== Goal ==
Whenever a line below holds the word "antigüedad", copy that line.

== Given information ==
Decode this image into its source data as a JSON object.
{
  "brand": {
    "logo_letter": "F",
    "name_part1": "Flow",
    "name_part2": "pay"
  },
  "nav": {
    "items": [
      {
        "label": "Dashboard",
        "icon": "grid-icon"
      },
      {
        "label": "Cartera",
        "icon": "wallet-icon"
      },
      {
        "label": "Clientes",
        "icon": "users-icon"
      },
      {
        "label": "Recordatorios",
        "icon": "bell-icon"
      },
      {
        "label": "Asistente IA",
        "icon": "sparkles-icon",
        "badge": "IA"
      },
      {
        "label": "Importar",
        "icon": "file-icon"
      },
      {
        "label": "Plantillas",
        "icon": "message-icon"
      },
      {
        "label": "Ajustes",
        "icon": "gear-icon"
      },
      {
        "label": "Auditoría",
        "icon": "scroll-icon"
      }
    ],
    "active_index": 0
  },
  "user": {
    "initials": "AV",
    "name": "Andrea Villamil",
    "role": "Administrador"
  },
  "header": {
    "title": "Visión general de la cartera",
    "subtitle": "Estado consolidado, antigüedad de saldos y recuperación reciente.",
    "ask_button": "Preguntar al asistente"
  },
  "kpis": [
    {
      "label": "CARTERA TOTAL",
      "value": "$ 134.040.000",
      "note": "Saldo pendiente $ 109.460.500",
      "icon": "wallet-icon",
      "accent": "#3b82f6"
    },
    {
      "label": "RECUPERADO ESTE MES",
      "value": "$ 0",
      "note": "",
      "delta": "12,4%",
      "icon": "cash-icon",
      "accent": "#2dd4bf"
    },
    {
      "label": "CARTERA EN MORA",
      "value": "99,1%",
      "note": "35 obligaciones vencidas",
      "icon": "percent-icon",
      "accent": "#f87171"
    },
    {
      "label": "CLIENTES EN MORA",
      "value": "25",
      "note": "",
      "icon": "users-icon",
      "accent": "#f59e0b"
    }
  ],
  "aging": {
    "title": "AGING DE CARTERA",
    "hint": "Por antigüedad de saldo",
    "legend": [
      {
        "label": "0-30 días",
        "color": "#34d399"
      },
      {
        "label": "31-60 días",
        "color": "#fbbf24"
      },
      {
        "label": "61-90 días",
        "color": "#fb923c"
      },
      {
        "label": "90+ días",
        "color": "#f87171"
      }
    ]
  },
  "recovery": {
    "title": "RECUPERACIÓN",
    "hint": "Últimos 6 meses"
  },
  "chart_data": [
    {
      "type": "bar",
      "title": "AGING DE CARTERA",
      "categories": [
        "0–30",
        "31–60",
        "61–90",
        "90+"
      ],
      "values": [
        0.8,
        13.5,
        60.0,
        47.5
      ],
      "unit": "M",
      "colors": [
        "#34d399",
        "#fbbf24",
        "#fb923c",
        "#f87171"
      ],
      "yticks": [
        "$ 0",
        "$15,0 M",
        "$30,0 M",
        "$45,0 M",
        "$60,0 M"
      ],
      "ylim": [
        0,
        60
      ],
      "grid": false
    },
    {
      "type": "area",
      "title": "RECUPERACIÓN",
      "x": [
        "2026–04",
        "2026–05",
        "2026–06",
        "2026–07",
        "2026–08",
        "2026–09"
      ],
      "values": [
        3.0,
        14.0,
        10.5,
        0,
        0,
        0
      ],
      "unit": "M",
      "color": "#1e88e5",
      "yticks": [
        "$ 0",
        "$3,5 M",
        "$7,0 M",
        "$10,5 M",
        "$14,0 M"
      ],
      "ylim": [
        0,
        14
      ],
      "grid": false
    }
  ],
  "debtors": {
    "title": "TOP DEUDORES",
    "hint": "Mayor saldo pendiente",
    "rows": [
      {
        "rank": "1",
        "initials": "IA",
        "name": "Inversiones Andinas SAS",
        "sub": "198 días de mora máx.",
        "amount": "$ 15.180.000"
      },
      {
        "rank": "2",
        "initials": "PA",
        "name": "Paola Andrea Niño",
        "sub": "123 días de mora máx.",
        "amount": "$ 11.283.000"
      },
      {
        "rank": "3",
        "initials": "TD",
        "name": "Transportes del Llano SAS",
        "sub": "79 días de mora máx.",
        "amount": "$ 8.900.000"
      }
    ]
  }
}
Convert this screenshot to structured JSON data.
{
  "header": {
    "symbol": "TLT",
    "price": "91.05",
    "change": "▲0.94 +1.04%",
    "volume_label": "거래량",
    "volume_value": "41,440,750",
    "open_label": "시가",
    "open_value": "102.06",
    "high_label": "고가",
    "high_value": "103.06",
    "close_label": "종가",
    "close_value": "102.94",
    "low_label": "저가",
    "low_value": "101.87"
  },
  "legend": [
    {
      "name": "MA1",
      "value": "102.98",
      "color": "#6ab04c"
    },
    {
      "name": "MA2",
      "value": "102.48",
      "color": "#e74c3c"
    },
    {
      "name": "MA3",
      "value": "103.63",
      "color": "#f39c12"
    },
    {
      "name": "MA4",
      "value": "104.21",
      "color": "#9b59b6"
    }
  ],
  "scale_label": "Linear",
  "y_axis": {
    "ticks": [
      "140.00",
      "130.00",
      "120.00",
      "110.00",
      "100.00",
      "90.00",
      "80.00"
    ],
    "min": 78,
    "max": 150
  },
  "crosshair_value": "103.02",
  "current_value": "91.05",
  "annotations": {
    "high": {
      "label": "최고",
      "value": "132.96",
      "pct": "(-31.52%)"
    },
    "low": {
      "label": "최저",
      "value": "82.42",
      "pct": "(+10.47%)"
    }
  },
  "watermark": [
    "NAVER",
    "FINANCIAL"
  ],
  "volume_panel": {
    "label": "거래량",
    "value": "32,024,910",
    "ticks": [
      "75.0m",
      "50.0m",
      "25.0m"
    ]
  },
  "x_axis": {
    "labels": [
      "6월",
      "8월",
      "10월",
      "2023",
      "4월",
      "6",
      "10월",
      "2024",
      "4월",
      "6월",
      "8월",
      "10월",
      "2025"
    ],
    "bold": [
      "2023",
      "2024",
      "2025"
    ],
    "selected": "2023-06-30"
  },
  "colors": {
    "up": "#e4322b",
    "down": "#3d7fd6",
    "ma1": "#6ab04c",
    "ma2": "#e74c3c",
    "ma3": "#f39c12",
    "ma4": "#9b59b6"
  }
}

== Response for this exercise ==
    "subtitle": "Estado consolidado, antigüedad de saldos y recuperación reciente.",
    "hint": "Por antigüedad de saldo",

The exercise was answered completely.